Source records —
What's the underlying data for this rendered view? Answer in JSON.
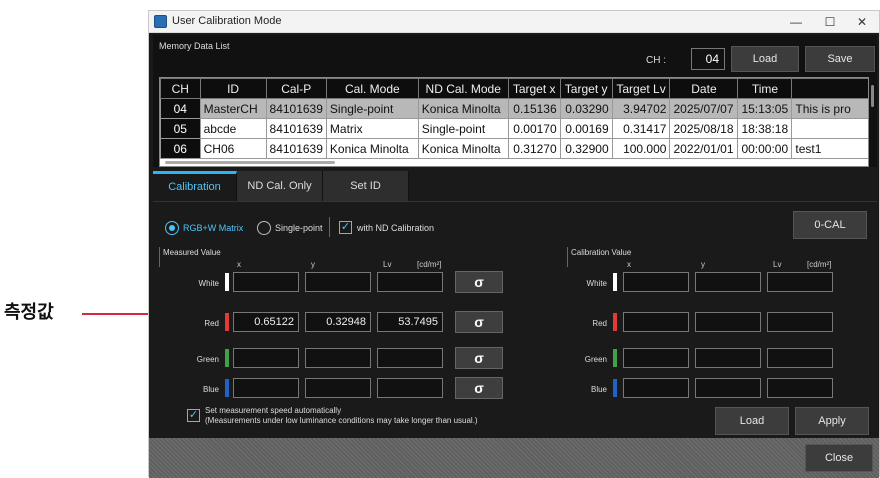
{
  "annotation": {
    "label": "측정값"
  },
  "window": {
    "title": "User Calibration Mode",
    "controls": {
      "minimize": "—",
      "maximize": "☐",
      "close": "✕"
    }
  },
  "memory": {
    "label": "Memory Data List",
    "ch_label": "CH :",
    "ch_value": "04",
    "load_label": "Load",
    "save_label": "Save",
    "columns": [
      "CH",
      "ID",
      "Cal-P",
      "Cal. Mode",
      "ND Cal. Mode",
      "Target x",
      "Target y",
      "Target Lv",
      "Date",
      "Time",
      ""
    ],
    "rows": [
      [
        "04",
        "MasterCH",
        "84101639",
        "Single-point",
        "Konica Minolta",
        "0.15136",
        "0.03290",
        "3.94702",
        "2025/07/07",
        "15:13:05",
        "This is pro"
      ],
      [
        "05",
        "abcde",
        "84101639",
        "Matrix",
        "Single-point",
        "0.00170",
        "0.00169",
        "0.31417",
        "2025/08/18",
        "18:38:18",
        ""
      ],
      [
        "06",
        "CH06",
        "84101639",
        "Konica Minolta",
        "Konica Minolta",
        "0.31270",
        "0.32900",
        "100.000",
        "2022/01/01",
        "00:00:00",
        "test1"
      ]
    ]
  },
  "tabs": [
    "Calibration",
    "ND Cal. Only",
    "Set ID"
  ],
  "calibration": {
    "mode_rgbw": "RGB+W Matrix",
    "mode_single": "Single-point",
    "with_nd": "with ND Calibration",
    "zero_cal": "0-CAL",
    "measured_title": "Measured Value",
    "calib_title": "Calibration Value",
    "headers": {
      "x": "x",
      "y": "y",
      "lv": "Lv",
      "unit": "[cd/m²]"
    },
    "rows": {
      "white": {
        "label": "White",
        "color": "#ffffff"
      },
      "red": {
        "label": "Red",
        "color": "#e53935",
        "x": "0.65122",
        "y": "0.32948",
        "lv": "53.7495"
      },
      "green": {
        "label": "Green",
        "color": "#43a047"
      },
      "blue": {
        "label": "Blue",
        "color": "#1e63c7"
      }
    },
    "measure_icon": "σ",
    "auto_speed_line1": "Set measurement speed automatically",
    "auto_speed_line2": "(Measurements under low luminance conditions may take longer than usual.)",
    "load_label": "Load",
    "apply_label": "Apply"
  },
  "footer": {
    "close_label": "Close"
  }
}
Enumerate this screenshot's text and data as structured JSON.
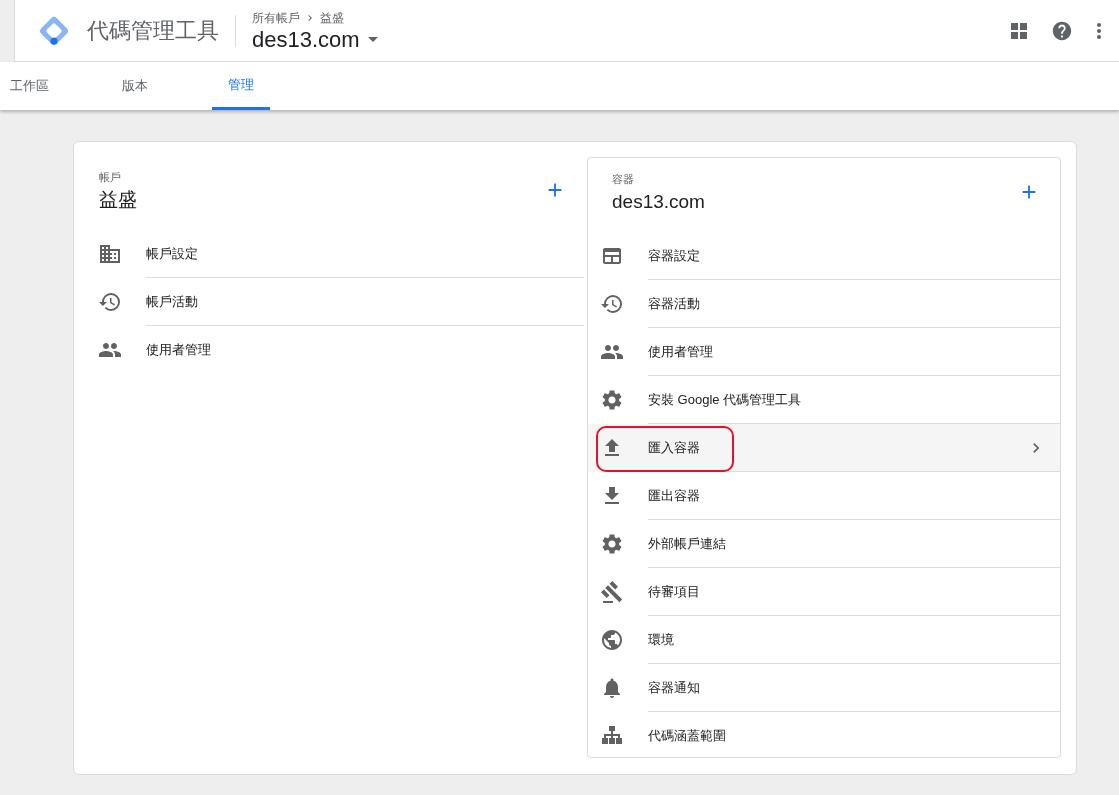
{
  "header": {
    "product_name": "代碼管理工具",
    "breadcrumb": [
      "所有帳戶",
      "益盛"
    ],
    "container_name": "des13.com"
  },
  "tabs": [
    {
      "label": "工作區",
      "selected": false
    },
    {
      "label": "版本",
      "selected": false
    },
    {
      "label": "管理",
      "selected": true
    }
  ],
  "account_panel": {
    "label": "帳戶",
    "name": "益盛",
    "items": [
      {
        "kind": "building",
        "label": "帳戶設定",
        "selected": false,
        "annotated": false
      },
      {
        "kind": "history",
        "label": "帳戶活動",
        "selected": false,
        "annotated": false
      },
      {
        "kind": "people",
        "label": "使用者管理",
        "selected": false,
        "annotated": false
      }
    ]
  },
  "container_panel": {
    "label": "容器",
    "name": "des13.com",
    "items": [
      {
        "kind": "window",
        "label": "容器設定",
        "selected": false,
        "annotated": false
      },
      {
        "kind": "history",
        "label": "容器活動",
        "selected": false,
        "annotated": false
      },
      {
        "kind": "people",
        "label": "使用者管理",
        "selected": false,
        "annotated": false
      },
      {
        "kind": "gear",
        "label": "安裝 Google 代碼管理工具",
        "selected": false,
        "annotated": false
      },
      {
        "kind": "upload",
        "label": "匯入容器",
        "selected": true,
        "annotated": true
      },
      {
        "kind": "download",
        "label": "匯出容器",
        "selected": false,
        "annotated": false
      },
      {
        "kind": "gear",
        "label": "外部帳戶連結",
        "selected": false,
        "annotated": false
      },
      {
        "kind": "gavel",
        "label": "待審項目",
        "selected": false,
        "annotated": false
      },
      {
        "kind": "globe",
        "label": "環境",
        "selected": false,
        "annotated": false
      },
      {
        "kind": "bell",
        "label": "容器通知",
        "selected": false,
        "annotated": false
      },
      {
        "kind": "sitemap",
        "label": "代碼涵蓋範圍",
        "selected": false,
        "annotated": false
      }
    ]
  }
}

OBJECTIVE — Copy out the whole listing exactly, and don't carry over any pictures.

FULL ANSWER —
What's the underlying data for this rendered view? Answer in JSON.
{
  "annotation": {
    "label": "측정값"
  },
  "window": {
    "title": "User Calibration Mode",
    "controls": {
      "minimize": "—",
      "maximize": "☐",
      "close": "✕"
    }
  },
  "memory": {
    "label": "Memory Data List",
    "ch_label": "CH :",
    "ch_value": "04",
    "load_label": "Load",
    "save_label": "Save",
    "columns": [
      "CH",
      "ID",
      "Cal-P",
      "Cal. Mode",
      "ND Cal. Mode",
      "Target x",
      "Target y",
      "Target Lv",
      "Date",
      "Time",
      ""
    ],
    "rows": [
      [
        "04",
        "MasterCH",
        "84101639",
        "Single-point",
        "Konica Minolta",
        "0.15136",
        "0.03290",
        "3.94702",
        "2025/07/07",
        "15:13:05",
        "This is pro"
      ],
      [
        "05",
        "abcde",
        "84101639",
        "Matrix",
        "Single-point",
        "0.00170",
        "0.00169",
        "0.31417",
        "2025/08/18",
        "18:38:18",
        ""
      ],
      [
        "06",
        "CH06",
        "84101639",
        "Konica Minolta",
        "Konica Minolta",
        "0.31270",
        "0.32900",
        "100.000",
        "2022/01/01",
        "00:00:00",
        "test1"
      ]
    ]
  },
  "tabs": [
    "Calibration",
    "ND Cal. Only",
    "Set ID"
  ],
  "calibration": {
    "mode_rgbw": "RGB+W Matrix",
    "mode_single": "Single-point",
    "with_nd": "with ND Calibration",
    "zero_cal": "0-CAL",
    "measured_title": "Measured Value",
    "calib_title": "Calibration Value",
    "headers": {
      "x": "x",
      "y": "y",
      "lv": "Lv",
      "unit": "[cd/m²]"
    },
    "rows": {
      "white": {
        "label": "White",
        "color": "#ffffff"
      },
      "red": {
        "label": "Red",
        "color": "#e53935",
        "x": "0.65122",
        "y": "0.32948",
        "lv": "53.7495"
      },
      "green": {
        "label": "Green",
        "color": "#43a047"
      },
      "blue": {
        "label": "Blue",
        "color": "#1e63c7"
      }
    },
    "measure_icon": "σ",
    "auto_speed_line1": "Set measurement speed automatically",
    "auto_speed_line2": "(Measurements under low luminance conditions may take longer than usual.)",
    "load_label": "Load",
    "apply_label": "Apply"
  },
  "footer": {
    "close_label": "Close"
  }
}
Enumerate this screenshot's text and data as structured JSON.
{
  "header": {
    "product_name": "代碼管理工具",
    "breadcrumb": [
      "所有帳戶",
      "益盛"
    ],
    "container_name": "des13.com"
  },
  "tabs": [
    {
      "label": "工作區",
      "selected": false
    },
    {
      "label": "版本",
      "selected": false
    },
    {
      "label": "管理",
      "selected": true
    }
  ],
  "account_panel": {
    "label": "帳戶",
    "name": "益盛",
    "items": [
      {
        "kind": "building",
        "label": "帳戶設定",
        "selected": false,
        "annotated": false
      },
      {
        "kind": "history",
        "label": "帳戶活動",
        "selected": false,
        "annotated": false
      },
      {
        "kind": "people",
        "label": "使用者管理",
        "selected": false,
        "annotated": false
      }
    ]
  },
  "container_panel": {
    "label": "容器",
    "name": "des13.com",
    "items": [
      {
        "kind": "window",
        "label": "容器設定",
        "selected": false,
        "annotated": false
      },
      {
        "kind": "history",
        "label": "容器活動",
        "selected": false,
        "annotated": false
      },
      {
        "kind": "people",
        "label": "使用者管理",
        "selected": false,
        "annotated": false
      },
      {
        "kind": "gear",
        "label": "安裝 Google 代碼管理工具",
        "selected": false,
        "annotated": false
      },
      {
        "kind": "upload",
        "label": "匯入容器",
        "selected": true,
        "annotated": true
      },
      {
        "kind": "download",
        "label": "匯出容器",
        "selected": false,
        "annotated": false
      },
      {
        "kind": "gear",
        "label": "外部帳戶連結",
        "selected": false,
        "annotated": false
      },
      {
        "kind": "gavel",
        "label": "待審項目",
        "selected": false,
        "annotated": false
      },
      {
        "kind": "globe",
        "label": "環境",
        "selected": false,
        "annotated": false
      },
      {
        "kind": "bell",
        "label": "容器通知",
        "selected": false,
        "annotated": false
      },
      {
        "kind": "sitemap",
        "label": "代碼涵蓋範圍",
        "selected": false,
        "annotated": false
      }
    ]
  }
}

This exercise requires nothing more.